= DESCRIPTION OF THE TASK =
Reproduce the entire listing word for word.

── DATA TO PROCESS ──

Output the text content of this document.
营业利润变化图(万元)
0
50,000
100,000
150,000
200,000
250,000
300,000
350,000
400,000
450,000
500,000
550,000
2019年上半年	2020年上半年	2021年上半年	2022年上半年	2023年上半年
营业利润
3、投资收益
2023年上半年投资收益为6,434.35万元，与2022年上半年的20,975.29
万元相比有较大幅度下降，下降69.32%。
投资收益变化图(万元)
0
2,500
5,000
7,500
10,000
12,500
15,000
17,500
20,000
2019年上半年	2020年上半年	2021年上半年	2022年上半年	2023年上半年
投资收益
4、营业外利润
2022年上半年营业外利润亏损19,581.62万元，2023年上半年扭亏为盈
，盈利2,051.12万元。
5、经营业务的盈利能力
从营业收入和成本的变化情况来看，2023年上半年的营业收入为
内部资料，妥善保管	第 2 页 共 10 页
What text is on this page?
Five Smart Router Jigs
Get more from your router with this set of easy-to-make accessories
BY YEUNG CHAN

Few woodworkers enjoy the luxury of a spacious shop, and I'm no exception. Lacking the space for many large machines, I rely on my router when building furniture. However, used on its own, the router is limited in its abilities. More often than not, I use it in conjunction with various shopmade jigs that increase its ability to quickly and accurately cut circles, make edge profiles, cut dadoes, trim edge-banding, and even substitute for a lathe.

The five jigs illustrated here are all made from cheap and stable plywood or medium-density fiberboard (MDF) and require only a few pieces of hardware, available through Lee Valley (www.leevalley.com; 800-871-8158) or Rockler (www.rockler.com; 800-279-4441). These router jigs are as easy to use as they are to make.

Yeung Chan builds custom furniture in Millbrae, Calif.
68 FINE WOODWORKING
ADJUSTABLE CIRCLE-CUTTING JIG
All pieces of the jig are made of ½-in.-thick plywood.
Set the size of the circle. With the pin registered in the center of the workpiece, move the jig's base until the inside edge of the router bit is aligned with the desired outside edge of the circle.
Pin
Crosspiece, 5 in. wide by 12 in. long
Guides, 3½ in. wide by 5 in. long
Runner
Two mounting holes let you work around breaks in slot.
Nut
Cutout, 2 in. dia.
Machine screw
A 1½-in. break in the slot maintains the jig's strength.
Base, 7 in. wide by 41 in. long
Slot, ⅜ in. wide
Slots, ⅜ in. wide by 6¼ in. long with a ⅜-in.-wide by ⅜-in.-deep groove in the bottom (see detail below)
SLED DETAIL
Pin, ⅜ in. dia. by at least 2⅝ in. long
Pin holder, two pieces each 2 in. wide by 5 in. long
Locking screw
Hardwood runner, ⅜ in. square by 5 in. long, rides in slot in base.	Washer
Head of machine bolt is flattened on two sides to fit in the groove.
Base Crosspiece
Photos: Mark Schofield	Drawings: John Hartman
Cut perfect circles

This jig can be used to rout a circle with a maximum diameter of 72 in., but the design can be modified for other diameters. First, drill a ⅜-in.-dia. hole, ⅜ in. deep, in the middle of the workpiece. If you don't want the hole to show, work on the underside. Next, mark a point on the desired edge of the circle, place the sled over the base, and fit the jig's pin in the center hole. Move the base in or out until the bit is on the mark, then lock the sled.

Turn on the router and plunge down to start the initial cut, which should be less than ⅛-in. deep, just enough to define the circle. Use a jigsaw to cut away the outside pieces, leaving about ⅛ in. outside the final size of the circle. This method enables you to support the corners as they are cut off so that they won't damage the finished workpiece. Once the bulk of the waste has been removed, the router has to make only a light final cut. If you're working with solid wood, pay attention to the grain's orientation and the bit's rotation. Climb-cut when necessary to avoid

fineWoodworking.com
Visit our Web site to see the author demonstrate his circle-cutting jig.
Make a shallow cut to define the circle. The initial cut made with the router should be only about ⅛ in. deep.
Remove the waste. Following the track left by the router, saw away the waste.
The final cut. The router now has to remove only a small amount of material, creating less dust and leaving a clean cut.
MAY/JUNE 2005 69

───

= SOLVED EXERCISE =
Output the text content of this document.
营业利润变化图(万元)
0
50,000
100,000
150,000
200,000
250,000
300,000
350,000
400,000
450,000
500,000
550,000
2019年上半年	2020年上半年	2021年上半年	2022年上半年	2023年上半年
营业利润
3、投资收益
2023年上半年投资收益为6,434.35万元，与2022年上半年的20,975.29
万元相比有较大幅度下降，下降69.32%。
投资收益变化图(万元)
0
2,500
5,000
7,500
10,000
12,500
15,000
17,500
20,000
2019年上半年	2020年上半年	2021年上半年	2022年上半年	2023年上半年
投资收益
4、营业外利润
2022年上半年营业外利润亏损19,581.62万元，2023年上半年扭亏为盈
，盈利2,051.12万元。
5、经营业务的盈利能力
从营业收入和成本的变化情况来看，2023年上半年的营业收入为
内部资料，妥善保管	第 2 页 共 10 页
What text is on this page?
Five Smart Router Jigs
Get more from your router with this set of easy-to-make accessories
BY YEUNG CHAN

Few woodworkers enjoy the luxury of a spacious shop, and I'm no exception. Lacking the space for many large machines, I rely on my router when building furniture. However, used on its own, the router is limited in its abilities. More often than not, I use it in conjunction with various shopmade jigs that increase its ability to quickly and accurately cut circles, make edge profiles, cut dadoes, trim edge-banding, and even substitute for a lathe.

The five jigs illustrated here are all made from cheap and stable plywood or medium-density fiberboard (MDF) and require only a few pieces of hardware, available through Lee Valley (www.leevalley.com; 800-871-8158) or Rockler (www.rockler.com; 800-279-4441). These router jigs are as easy to use as they are to make.

Yeung Chan builds custom furniture in Millbrae, Calif.
68 FINE WOODWORKING
ADJUSTABLE CIRCLE-CUTTING JIG
All pieces of the jig are made of ½-in.-thick plywood.
Set the size of the circle. With the pin registered in the center of the workpiece, move the jig's base until the inside edge of the router bit is aligned with the desired outside edge of the circle.
Pin
Crosspiece, 5 in. wide by 12 in. long
Guides, 3½ in. wide by 5 in. long
Runner
Two mounting holes let you work around breaks in slot.
Nut
Cutout, 2 in. dia.
Machine screw
A 1½-in. break in the slot maintains the jig's strength.
Base, 7 in. wide by 41 in. long
Slot, ⅜ in. wide
Slots, ⅜ in. wide by 6¼ in. long with a ⅜-in.-wide by ⅜-in.-deep groove in the bottom (see detail below)
SLED DETAIL
Pin, ⅜ in. dia. by at least 2⅝ in. long
Pin holder, two pieces each 2 in. wide by 5 in. long
Locking screw
Hardwood runner, ⅜ in. square by 5 in. long, rides in slot in base.	Washer
Head of machine bolt is flattened on two sides to fit in the groove.
Base Crosspiece
Photos: Mark Schofield	Drawings: John Hartman
Cut perfect circles

This jig can be used to rout a circle with a maximum diameter of 72 in., but the design can be modified for other diameters. First, drill a ⅜-in.-dia. hole, ⅜ in. deep, in the middle of the workpiece. If you don't want the hole to show, work on the underside. Next, mark a point on the desired edge of the circle, place the sled over the base, and fit the jig's pin in the center hole. Move the base in or out until the bit is on the mark, then lock the sled.

Turn on the router and plunge down to start the initial cut, which should be less than ⅛-in. deep, just enough to define the circle. Use a jigsaw to cut away the outside pieces, leaving about ⅛ in. outside the final size of the circle. This method enables you to support the corners as they are cut off so that they won't damage the finished workpiece. Once the bulk of the waste has been removed, the router has to make only a light final cut. If you're working with solid wood, pay attention to the grain's orientation and the bit's rotation. Climb-cut when necessary to avoid

fineWoodworking.com
Visit our Web site to see the author demonstrate his circle-cutting jig.
Make a shallow cut to define the circle. The initial cut made with the router should be only about ⅛ in. deep.
Remove the waste. Following the track left by the router, saw away the waste.
The final cut. The router now has to remove only a small amount of material, creating less dust and leaving a clean cut.
MAY/JUNE 2005 69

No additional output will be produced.